═════ Record set ═════
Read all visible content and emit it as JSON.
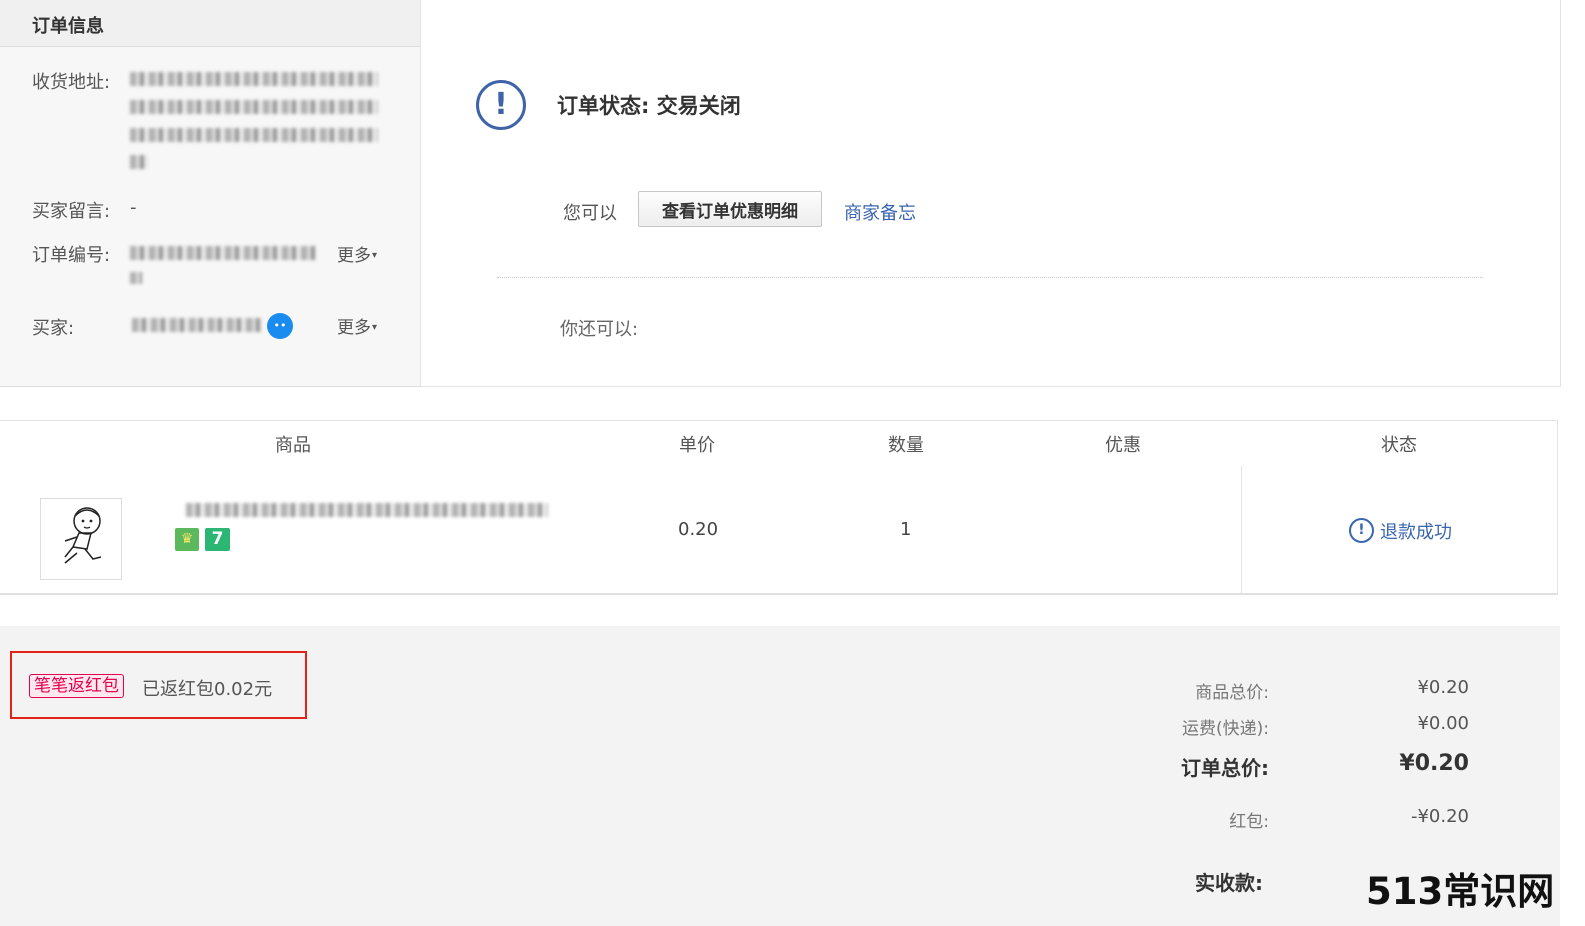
{
  "order_info": {
    "title": "订单信息",
    "address_label": "收货地址:",
    "buyer_message_label": "买家留言:",
    "buyer_message_value": "-",
    "order_no_label": "订单编号:",
    "buyer_label": "买家:",
    "more_label": "更多",
    "more_caret": "▾"
  },
  "status": {
    "title": "订单状态: 交易关闭",
    "you_can_label": "您可以",
    "detail_button": "查看订单优惠明细",
    "memo_link": "商家备忘",
    "also_can_label": "你还可以:"
  },
  "table": {
    "headers": [
      "商品",
      "单价",
      "数量",
      "优惠",
      "状态"
    ],
    "rows": [
      {
        "unit_price": "0.20",
        "quantity": "1",
        "discount": "",
        "status": "退款成功",
        "badge_2": "7"
      }
    ]
  },
  "summary": {
    "hongbao_tag": "笔笔返红包",
    "hongbao_text": "已返红包0.02元",
    "goods_total_label": "商品总价:",
    "goods_total_value": "¥0.20",
    "shipping_label": "运费(快递):",
    "shipping_value": "¥0.00",
    "order_total_label": "订单总价:",
    "order_total_value": "¥0.20",
    "hongbao_label": "红包:",
    "hongbao_value": "-¥0.20",
    "received_label": "实收款:"
  },
  "watermark": "513常识网",
  "colors": {
    "link": "#3a65b1",
    "alert_blue": "#3f63a8",
    "highlight_red": "#e2231a",
    "hongbao_pink": "#e5004f"
  }
}
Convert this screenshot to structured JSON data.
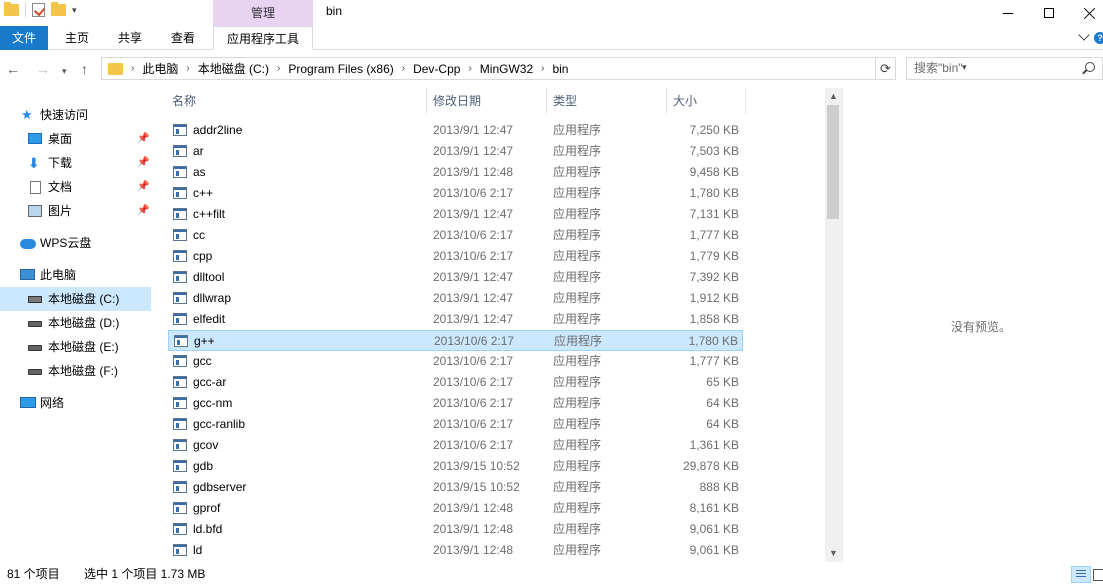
{
  "window": {
    "title": "bin",
    "context_group": "管理"
  },
  "ribbon": {
    "tabs": [
      "文件",
      "主页",
      "共享",
      "查看",
      "应用程序工具"
    ]
  },
  "address": {
    "crumbs": [
      "此电脑",
      "本地磁盘 (C:)",
      "Program Files (x86)",
      "Dev-Cpp",
      "MinGW32",
      "bin"
    ],
    "search_placeholder": "搜索\"bin\""
  },
  "sidebar": {
    "quick_access": "快速访问",
    "items": [
      {
        "label": "桌面"
      },
      {
        "label": "下载"
      },
      {
        "label": "文档"
      },
      {
        "label": "图片"
      }
    ],
    "wps": "WPS云盘",
    "this_pc": "此电脑",
    "drives": [
      {
        "label": "本地磁盘 (C:)"
      },
      {
        "label": "本地磁盘 (D:)"
      },
      {
        "label": "本地磁盘 (E:)"
      },
      {
        "label": "本地磁盘 (F:)"
      }
    ],
    "network": "网络"
  },
  "columns": {
    "name": "名称",
    "date": "修改日期",
    "type": "类型",
    "size": "大小"
  },
  "files": [
    {
      "name": "addr2line",
      "date": "2013/9/1 12:47",
      "type": "应用程序",
      "size": "7,250 KB"
    },
    {
      "name": "ar",
      "date": "2013/9/1 12:47",
      "type": "应用程序",
      "size": "7,503 KB"
    },
    {
      "name": "as",
      "date": "2013/9/1 12:48",
      "type": "应用程序",
      "size": "9,458 KB"
    },
    {
      "name": "c++",
      "date": "2013/10/6 2:17",
      "type": "应用程序",
      "size": "1,780 KB"
    },
    {
      "name": "c++filt",
      "date": "2013/9/1 12:47",
      "type": "应用程序",
      "size": "7,131 KB"
    },
    {
      "name": "cc",
      "date": "2013/10/6 2:17",
      "type": "应用程序",
      "size": "1,777 KB"
    },
    {
      "name": "cpp",
      "date": "2013/10/6 2:17",
      "type": "应用程序",
      "size": "1,779 KB"
    },
    {
      "name": "dlltool",
      "date": "2013/9/1 12:47",
      "type": "应用程序",
      "size": "7,392 KB"
    },
    {
      "name": "dllwrap",
      "date": "2013/9/1 12:47",
      "type": "应用程序",
      "size": "1,912 KB"
    },
    {
      "name": "elfedit",
      "date": "2013/9/1 12:47",
      "type": "应用程序",
      "size": "1,858 KB"
    },
    {
      "name": "g++",
      "date": "2013/10/6 2:17",
      "type": "应用程序",
      "size": "1,780 KB"
    },
    {
      "name": "gcc",
      "date": "2013/10/6 2:17",
      "type": "应用程序",
      "size": "1,777 KB"
    },
    {
      "name": "gcc-ar",
      "date": "2013/10/6 2:17",
      "type": "应用程序",
      "size": "65 KB"
    },
    {
      "name": "gcc-nm",
      "date": "2013/10/6 2:17",
      "type": "应用程序",
      "size": "64 KB"
    },
    {
      "name": "gcc-ranlib",
      "date": "2013/10/6 2:17",
      "type": "应用程序",
      "size": "64 KB"
    },
    {
      "name": "gcov",
      "date": "2013/10/6 2:17",
      "type": "应用程序",
      "size": "1,361 KB"
    },
    {
      "name": "gdb",
      "date": "2013/9/15 10:52",
      "type": "应用程序",
      "size": "29,878 KB"
    },
    {
      "name": "gdbserver",
      "date": "2013/9/15 10:52",
      "type": "应用程序",
      "size": "888 KB"
    },
    {
      "name": "gprof",
      "date": "2013/9/1 12:48",
      "type": "应用程序",
      "size": "8,161 KB"
    },
    {
      "name": "ld.bfd",
      "date": "2013/9/1 12:48",
      "type": "应用程序",
      "size": "9,061 KB"
    },
    {
      "name": "ld",
      "date": "2013/9/1 12:48",
      "type": "应用程序",
      "size": "9,061 KB"
    }
  ],
  "selected_file": "g++",
  "preview": {
    "text": "没有预览。"
  },
  "status": {
    "count": "81 个项目",
    "selection": "选中 1 个项目  1.73 MB"
  },
  "icons": {
    "folder": "folder-icon",
    "properties": "properties-icon",
    "app": "application-icon",
    "pin": "pin-icon",
    "search": "search-icon"
  },
  "colors": {
    "file_tab": "#1979ca",
    "context_group": "#e8d3f3",
    "selection": "#cce8ff",
    "header_text": "#4c607a"
  }
}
═════
_Required task:_ Take the data above and repeat it exactly, leaving each picture out.

_Exercise answer:_
Read all visible content and emit it as JSON.
{
  "order_info": {
    "title": "订单信息",
    "address_label": "收货地址:",
    "buyer_message_label": "买家留言:",
    "buyer_message_value": "-",
    "order_no_label": "订单编号:",
    "buyer_label": "买家:",
    "more_label": "更多",
    "more_caret": "▾"
  },
  "status": {
    "title": "订单状态: 交易关闭",
    "you_can_label": "您可以",
    "detail_button": "查看订单优惠明细",
    "memo_link": "商家备忘",
    "also_can_label": "你还可以:"
  },
  "table": {
    "headers": [
      "商品",
      "单价",
      "数量",
      "优惠",
      "状态"
    ],
    "rows": [
      {
        "unit_price": "0.20",
        "quantity": "1",
        "discount": "",
        "status": "退款成功",
        "badge_2": "7"
      }
    ]
  },
  "summary": {
    "hongbao_tag": "笔笔返红包",
    "hongbao_text": "已返红包0.02元",
    "goods_total_label": "商品总价:",
    "goods_total_value": "¥0.20",
    "shipping_label": "运费(快递):",
    "shipping_value": "¥0.00",
    "order_total_label": "订单总价:",
    "order_total_value": "¥0.20",
    "hongbao_label": "红包:",
    "hongbao_value": "-¥0.20",
    "received_label": "实收款:"
  },
  "watermark": "513常识网",
  "colors": {
    "link": "#3a65b1",
    "alert_blue": "#3f63a8",
    "highlight_red": "#e2231a",
    "hongbao_pink": "#e5004f"
  }
}
Convert this screenshot to structured JSON data.
{
  "window": {
    "title": "bin",
    "context_group": "管理"
  },
  "ribbon": {
    "tabs": [
      "文件",
      "主页",
      "共享",
      "查看",
      "应用程序工具"
    ]
  },
  "address": {
    "crumbs": [
      "此电脑",
      "本地磁盘 (C:)",
      "Program Files (x86)",
      "Dev-Cpp",
      "MinGW32",
      "bin"
    ],
    "search_placeholder": "搜索\"bin\""
  },
  "sidebar": {
    "quick_access": "快速访问",
    "items": [
      {
        "label": "桌面"
      },
      {
        "label": "下载"
      },
      {
        "label": "文档"
      },
      {
        "label": "图片"
      }
    ],
    "wps": "WPS云盘",
    "this_pc": "此电脑",
    "drives": [
      {
        "label": "本地磁盘 (C:)"
      },
      {
        "label": "本地磁盘 (D:)"
      },
      {
        "label": "本地磁盘 (E:)"
      },
      {
        "label": "本地磁盘 (F:)"
      }
    ],
    "network": "网络"
  },
  "columns": {
    "name": "名称",
    "date": "修改日期",
    "type": "类型",
    "size": "大小"
  },
  "files": [
    {
      "name": "addr2line",
      "date": "2013/9/1 12:47",
      "type": "应用程序",
      "size": "7,250 KB"
    },
    {
      "name": "ar",
      "date": "2013/9/1 12:47",
      "type": "应用程序",
      "size": "7,503 KB"
    },
    {
      "name": "as",
      "date": "2013/9/1 12:48",
      "type": "应用程序",
      "size": "9,458 KB"
    },
    {
      "name": "c++",
      "date": "2013/10/6 2:17",
      "type": "应用程序",
      "size": "1,780 KB"
    },
    {
      "name": "c++filt",
      "date": "2013/9/1 12:47",
      "type": "应用程序",
      "size": "7,131 KB"
    },
    {
      "name": "cc",
      "date": "2013/10/6 2:17",
      "type": "应用程序",
      "size": "1,777 KB"
    },
    {
      "name": "cpp",
      "date": "2013/10/6 2:17",
      "type": "应用程序",
      "size": "1,779 KB"
    },
    {
      "name": "dlltool",
      "date": "2013/9/1 12:47",
      "type": "应用程序",
      "size": "7,392 KB"
    },
    {
      "name": "dllwrap",
      "date": "2013/9/1 12:47",
      "type": "应用程序",
      "size": "1,912 KB"
    },
    {
      "name": "elfedit",
      "date": "2013/9/1 12:47",
      "type": "应用程序",
      "size": "1,858 KB"
    },
    {
      "name": "g++",
      "date": "2013/10/6 2:17",
      "type": "应用程序",
      "size": "1,780 KB"
    },
    {
      "name": "gcc",
      "date": "2013/10/6 2:17",
      "type": "应用程序",
      "size": "1,777 KB"
    },
    {
      "name": "gcc-ar",
      "date": "2013/10/6 2:17",
      "type": "应用程序",
      "size": "65 KB"
    },
    {
      "name": "gcc-nm",
      "date": "2013/10/6 2:17",
      "type": "应用程序",
      "size": "64 KB"
    },
    {
      "name": "gcc-ranlib",
      "date": "2013/10/6 2:17",
      "type": "应用程序",
      "size": "64 KB"
    },
    {
      "name": "gcov",
      "date": "2013/10/6 2:17",
      "type": "应用程序",
      "size": "1,361 KB"
    },
    {
      "name": "gdb",
      "date": "2013/9/15 10:52",
      "type": "应用程序",
      "size": "29,878 KB"
    },
    {
      "name": "gdbserver",
      "date": "2013/9/15 10:52",
      "type": "应用程序",
      "size": "888 KB"
    },
    {
      "name": "gprof",
      "date": "2013/9/1 12:48",
      "type": "应用程序",
      "size": "8,161 KB"
    },
    {
      "name": "ld.bfd",
      "date": "2013/9/1 12:48",
      "type": "应用程序",
      "size": "9,061 KB"
    },
    {
      "name": "ld",
      "date": "2013/9/1 12:48",
      "type": "应用程序",
      "size": "9,061 KB"
    }
  ],
  "selected_file": "g++",
  "preview": {
    "text": "没有预览。"
  },
  "status": {
    "count": "81 个项目",
    "selection": "选中 1 个项目  1.73 MB"
  },
  "icons": {
    "folder": "folder-icon",
    "properties": "properties-icon",
    "app": "application-icon",
    "pin": "pin-icon",
    "search": "search-icon"
  },
  "colors": {
    "file_tab": "#1979ca",
    "context_group": "#e8d3f3",
    "selection": "#cce8ff",
    "header_text": "#4c607a"
  }
}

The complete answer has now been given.